EXERCISE REQUIREMENTS —
Extract each line holding the word "Crochets" from the entries.

INFORMATION GIVEN —
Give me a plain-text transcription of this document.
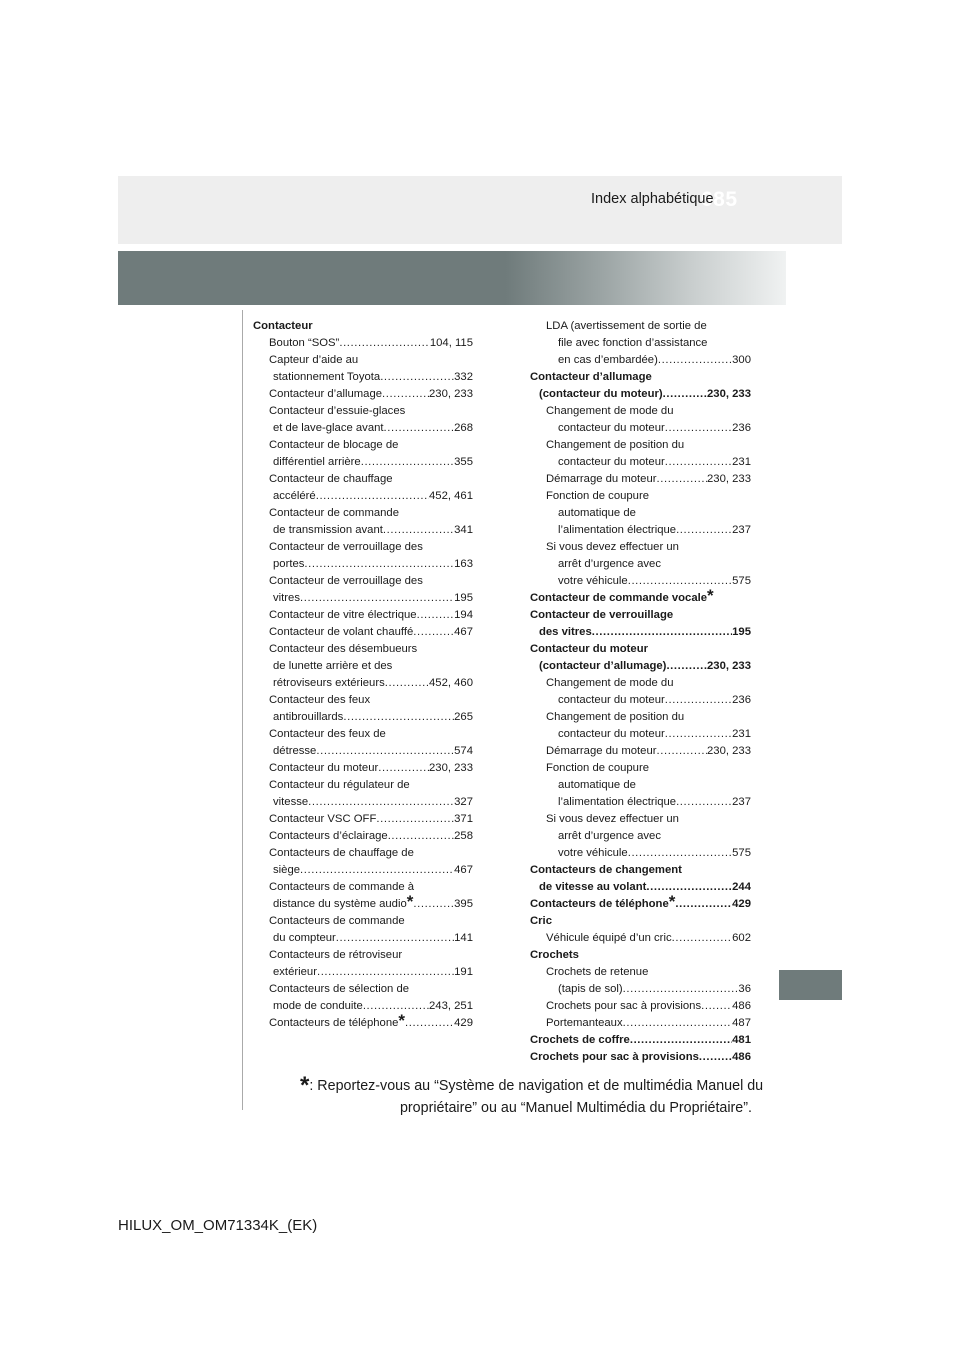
685
Index alphabétique
Contacteur
Bouton “SOS” .....	104, 115
Capteur d’aide au
stationnement Toyota .....	332
Contacteur d’allumage .....	230, 233
Contacteur d’essuie-glaces
et de lave-glace avant .....	268
Contacteur de blocage de
différentiel arrière .....	355
Contacteur de chauffage
accéléré .....	452, 461
Contacteur de commande
de transmission avant .....	341
Contacteur de verrouillage des
portes .....	163
Contacteur de verrouillage des
vitres .....	195
Contacteur de vitre électrique .....	194
Contacteur de volant chauffé .....	467
Contacteur des désembueurs
de lunette arrière et des
rétroviseurs extérieurs .....	452, 460
Contacteur des feux
antibrouillards .....	265
Contacteur des feux de
détresse .....	574
Contacteur du moteur .....	230, 233
Contacteur du régulateur de
vitesse .....	327
Contacteur VSC OFF .....	371
Contacteurs d’éclairage .....	258
Contacteurs de chauffage de
siège .....	467
Contacteurs de commande à
distance du système audio * .....	395
Contacteurs de commande
du compteur .....	141
Contacteurs de rétroviseur
extérieur .....	191
Contacteurs de sélection de
mode de conduite .....	243, 251
Contacteurs de téléphone * .....	429
LDA (avertissement de sortie de
file avec fonction d’assistance
en cas d’embardée) .....	300
Contacteur d’allumage
(contacteur du moteur) .....	230, 233
Changement de mode du
contacteur du moteur .....	236
Changement de position du
contacteur du moteur .....	231
Démarrage du moteur .....	230, 233
Fonction de coupure
automatique de
l’alimentation électrique .....	237
Si vous devez effectuer un
arrêt d’urgence avec
votre véhicule .....	575
Contacteur de commande vocale *
Contacteur de verrouillage
des vitres .....	195
Contacteur du moteur
(contacteur d’allumage) .....	230, 233
Changement de mode du
contacteur du moteur .....	236
Changement de position du
contacteur du moteur .....	231
Démarrage du moteur .....	230, 233
Fonction de coupure
automatique de
l’alimentation électrique .....	237
Si vous devez effectuer un
arrêt d’urgence avec
votre véhicule .....	575
Contacteurs de changement
de vitesse au volant .....	244
Contacteurs de téléphone * .....	429
Cric
Véhicule équipé d’un cric .....	602
Crochets
Crochets de retenue
(tapis de sol) .....	36
Crochets pour sac à provisions .....	486
Portemanteaux .....	487
Crochets de coffre .....	481
Crochets pour sac à provisions .....	486
*: Reportez-vous au “Système de navigation et de multimédia Manuel du
propriétaire” ou au “Manuel Multimédia du Propriétaire”.
HILUX_OM_OM71334K_(EK)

RESULT BELOW —
Crochets
Crochets de retenue
Crochets pour sac à provisions .....	486
Crochets de coffre .....	481
Crochets pour sac à provisions .....	486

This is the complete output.